Problem to work on
Determine the number of lines in the listing below where the string "สยามร" occurs; answer with the number alone.

Records from a data collection
-- -- --

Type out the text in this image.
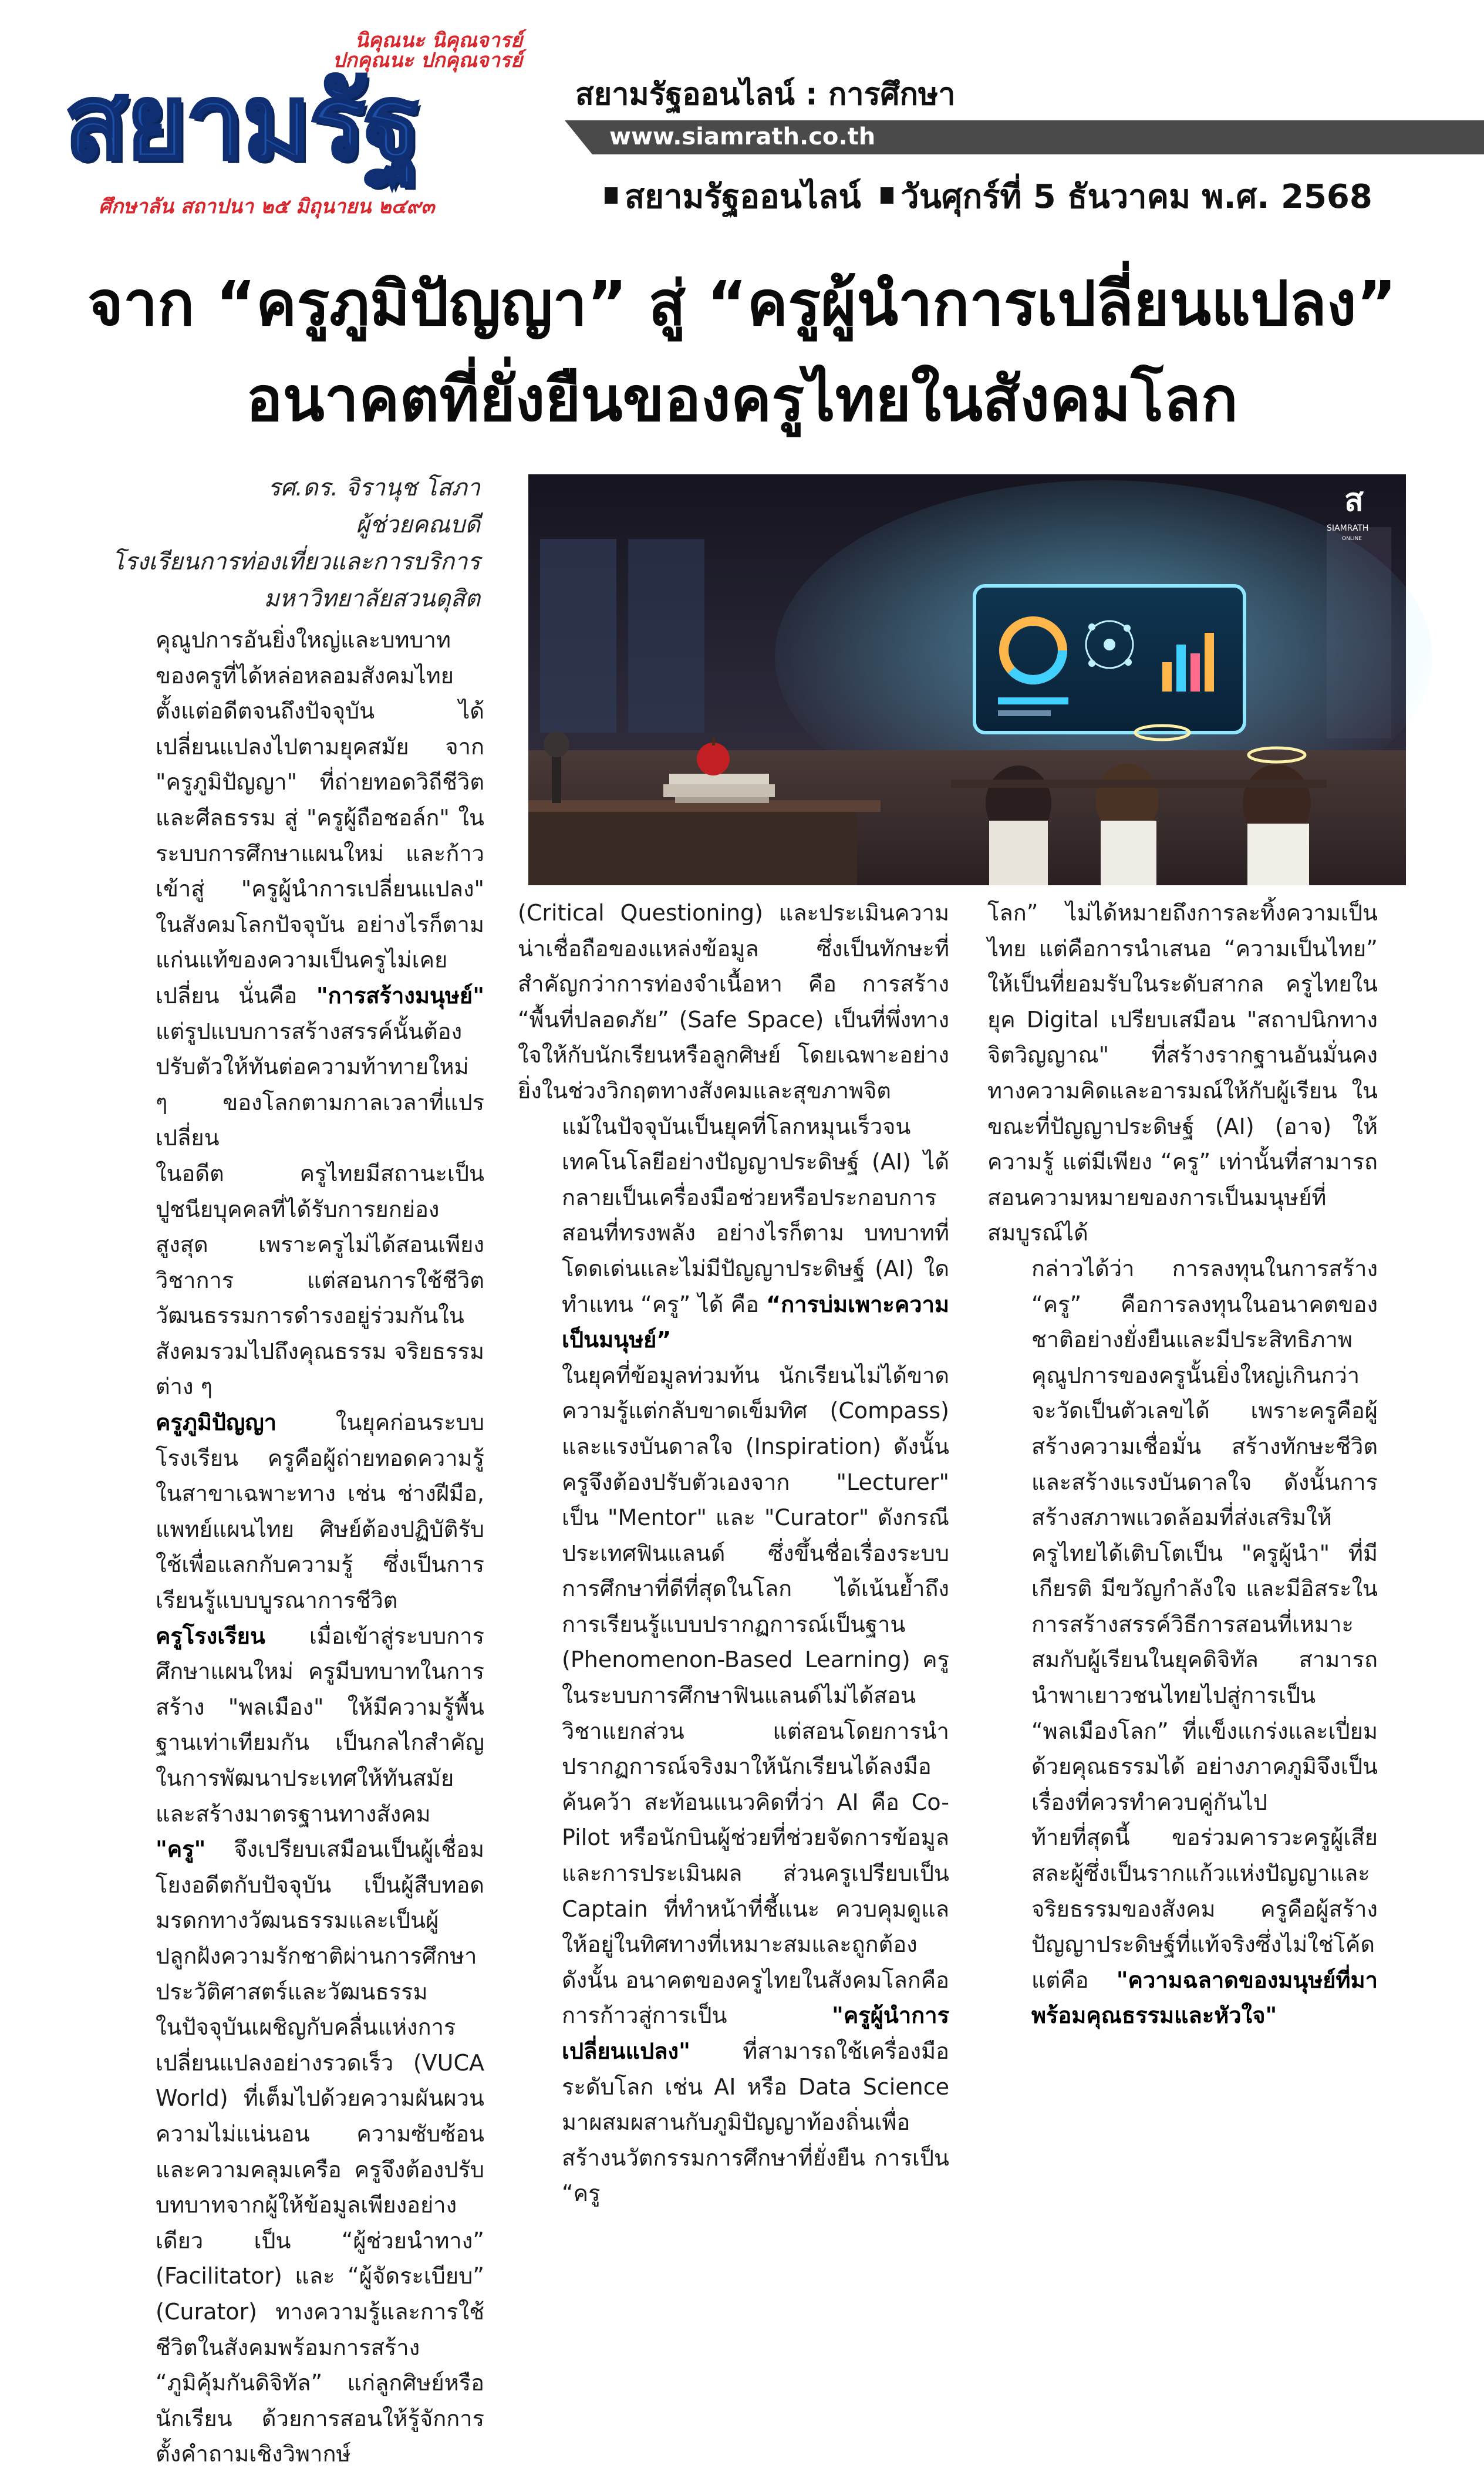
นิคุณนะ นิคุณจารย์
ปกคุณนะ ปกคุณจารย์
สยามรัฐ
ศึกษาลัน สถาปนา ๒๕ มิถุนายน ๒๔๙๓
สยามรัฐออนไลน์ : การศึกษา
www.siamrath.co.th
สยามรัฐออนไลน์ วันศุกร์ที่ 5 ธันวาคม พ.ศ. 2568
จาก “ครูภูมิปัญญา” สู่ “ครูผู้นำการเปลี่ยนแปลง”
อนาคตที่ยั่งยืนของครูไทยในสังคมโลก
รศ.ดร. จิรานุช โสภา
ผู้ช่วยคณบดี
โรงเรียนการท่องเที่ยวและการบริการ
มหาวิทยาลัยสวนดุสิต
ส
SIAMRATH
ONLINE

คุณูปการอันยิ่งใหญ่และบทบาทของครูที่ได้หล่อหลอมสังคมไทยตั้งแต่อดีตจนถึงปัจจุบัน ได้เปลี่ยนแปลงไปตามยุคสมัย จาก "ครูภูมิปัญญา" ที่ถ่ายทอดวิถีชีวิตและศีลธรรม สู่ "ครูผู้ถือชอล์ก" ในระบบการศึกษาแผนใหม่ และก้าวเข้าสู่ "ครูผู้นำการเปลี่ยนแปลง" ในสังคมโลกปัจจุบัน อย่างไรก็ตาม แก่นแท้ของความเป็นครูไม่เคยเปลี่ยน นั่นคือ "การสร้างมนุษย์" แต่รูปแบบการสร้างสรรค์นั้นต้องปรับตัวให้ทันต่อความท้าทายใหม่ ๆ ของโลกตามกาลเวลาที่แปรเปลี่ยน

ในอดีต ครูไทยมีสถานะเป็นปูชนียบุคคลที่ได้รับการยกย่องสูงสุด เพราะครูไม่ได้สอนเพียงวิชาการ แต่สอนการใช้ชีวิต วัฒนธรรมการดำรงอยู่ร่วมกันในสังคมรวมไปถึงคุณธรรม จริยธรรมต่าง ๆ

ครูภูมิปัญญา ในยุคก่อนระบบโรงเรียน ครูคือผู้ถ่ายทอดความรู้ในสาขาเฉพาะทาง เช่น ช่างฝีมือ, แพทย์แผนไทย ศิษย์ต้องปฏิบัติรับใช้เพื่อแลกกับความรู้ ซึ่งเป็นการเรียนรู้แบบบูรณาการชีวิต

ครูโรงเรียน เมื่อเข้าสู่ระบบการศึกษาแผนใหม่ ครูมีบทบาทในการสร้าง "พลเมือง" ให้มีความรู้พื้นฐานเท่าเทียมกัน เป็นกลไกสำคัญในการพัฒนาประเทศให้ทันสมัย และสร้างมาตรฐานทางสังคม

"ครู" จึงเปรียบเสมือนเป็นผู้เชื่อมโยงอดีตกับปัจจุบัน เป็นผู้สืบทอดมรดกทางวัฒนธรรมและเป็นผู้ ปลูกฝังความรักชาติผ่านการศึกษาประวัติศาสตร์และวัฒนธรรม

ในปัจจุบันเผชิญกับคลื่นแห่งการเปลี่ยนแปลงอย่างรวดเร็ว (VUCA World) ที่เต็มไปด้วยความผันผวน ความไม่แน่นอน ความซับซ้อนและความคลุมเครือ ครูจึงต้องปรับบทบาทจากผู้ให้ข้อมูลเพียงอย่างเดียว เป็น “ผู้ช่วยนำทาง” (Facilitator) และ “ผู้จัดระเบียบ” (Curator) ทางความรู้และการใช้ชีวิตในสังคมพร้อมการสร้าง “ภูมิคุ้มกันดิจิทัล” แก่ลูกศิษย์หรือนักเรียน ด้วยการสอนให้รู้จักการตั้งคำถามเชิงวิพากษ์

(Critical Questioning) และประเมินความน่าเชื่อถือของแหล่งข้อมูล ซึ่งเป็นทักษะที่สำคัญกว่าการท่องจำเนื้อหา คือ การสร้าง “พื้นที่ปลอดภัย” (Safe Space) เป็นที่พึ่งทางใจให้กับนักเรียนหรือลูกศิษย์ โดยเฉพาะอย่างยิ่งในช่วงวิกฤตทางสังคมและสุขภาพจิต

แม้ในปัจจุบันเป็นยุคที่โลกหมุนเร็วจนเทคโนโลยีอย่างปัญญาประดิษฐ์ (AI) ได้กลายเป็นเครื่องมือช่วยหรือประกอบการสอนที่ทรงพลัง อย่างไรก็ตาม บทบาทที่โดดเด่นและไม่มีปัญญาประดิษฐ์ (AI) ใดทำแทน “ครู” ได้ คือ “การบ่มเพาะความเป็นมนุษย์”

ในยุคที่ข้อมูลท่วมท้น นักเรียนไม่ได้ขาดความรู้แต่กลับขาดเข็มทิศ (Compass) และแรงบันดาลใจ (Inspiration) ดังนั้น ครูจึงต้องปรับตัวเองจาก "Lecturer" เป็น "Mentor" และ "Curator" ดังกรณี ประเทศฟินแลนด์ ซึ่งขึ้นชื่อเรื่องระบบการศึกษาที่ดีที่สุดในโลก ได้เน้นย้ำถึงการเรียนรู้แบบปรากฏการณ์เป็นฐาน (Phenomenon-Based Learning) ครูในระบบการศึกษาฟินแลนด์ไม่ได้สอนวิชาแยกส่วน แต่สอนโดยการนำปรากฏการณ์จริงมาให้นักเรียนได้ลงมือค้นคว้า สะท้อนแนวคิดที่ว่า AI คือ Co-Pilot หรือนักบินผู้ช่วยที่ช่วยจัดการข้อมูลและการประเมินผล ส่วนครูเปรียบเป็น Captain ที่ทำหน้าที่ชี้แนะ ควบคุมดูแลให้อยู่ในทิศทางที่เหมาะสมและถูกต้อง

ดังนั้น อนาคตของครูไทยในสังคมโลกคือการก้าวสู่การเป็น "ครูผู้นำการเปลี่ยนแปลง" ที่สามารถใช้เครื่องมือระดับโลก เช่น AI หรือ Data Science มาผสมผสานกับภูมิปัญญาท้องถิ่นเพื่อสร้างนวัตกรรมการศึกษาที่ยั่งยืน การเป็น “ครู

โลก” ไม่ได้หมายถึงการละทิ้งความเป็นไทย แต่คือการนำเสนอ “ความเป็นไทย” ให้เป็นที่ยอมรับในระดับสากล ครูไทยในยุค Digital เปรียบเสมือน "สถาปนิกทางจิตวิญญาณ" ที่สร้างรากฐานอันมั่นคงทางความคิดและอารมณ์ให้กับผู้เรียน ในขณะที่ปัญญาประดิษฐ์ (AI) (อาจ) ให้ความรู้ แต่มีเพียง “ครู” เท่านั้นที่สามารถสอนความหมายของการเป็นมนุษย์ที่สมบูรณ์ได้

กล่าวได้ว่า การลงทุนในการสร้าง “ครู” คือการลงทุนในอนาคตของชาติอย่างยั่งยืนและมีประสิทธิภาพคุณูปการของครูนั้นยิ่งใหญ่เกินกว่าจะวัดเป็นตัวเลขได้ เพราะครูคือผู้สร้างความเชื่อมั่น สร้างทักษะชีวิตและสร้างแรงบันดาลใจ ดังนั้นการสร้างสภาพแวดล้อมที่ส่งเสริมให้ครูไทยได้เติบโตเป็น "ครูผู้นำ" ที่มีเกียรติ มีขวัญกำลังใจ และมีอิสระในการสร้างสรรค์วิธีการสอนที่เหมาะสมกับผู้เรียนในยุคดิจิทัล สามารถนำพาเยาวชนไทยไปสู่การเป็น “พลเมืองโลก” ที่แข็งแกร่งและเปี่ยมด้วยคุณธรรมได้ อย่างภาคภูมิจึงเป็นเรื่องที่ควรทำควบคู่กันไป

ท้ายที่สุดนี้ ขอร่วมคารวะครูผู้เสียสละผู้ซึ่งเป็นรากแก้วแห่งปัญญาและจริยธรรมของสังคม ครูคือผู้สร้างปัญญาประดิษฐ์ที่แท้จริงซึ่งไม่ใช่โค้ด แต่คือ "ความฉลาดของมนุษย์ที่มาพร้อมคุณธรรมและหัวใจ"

-- -- --

Solution to the problem
3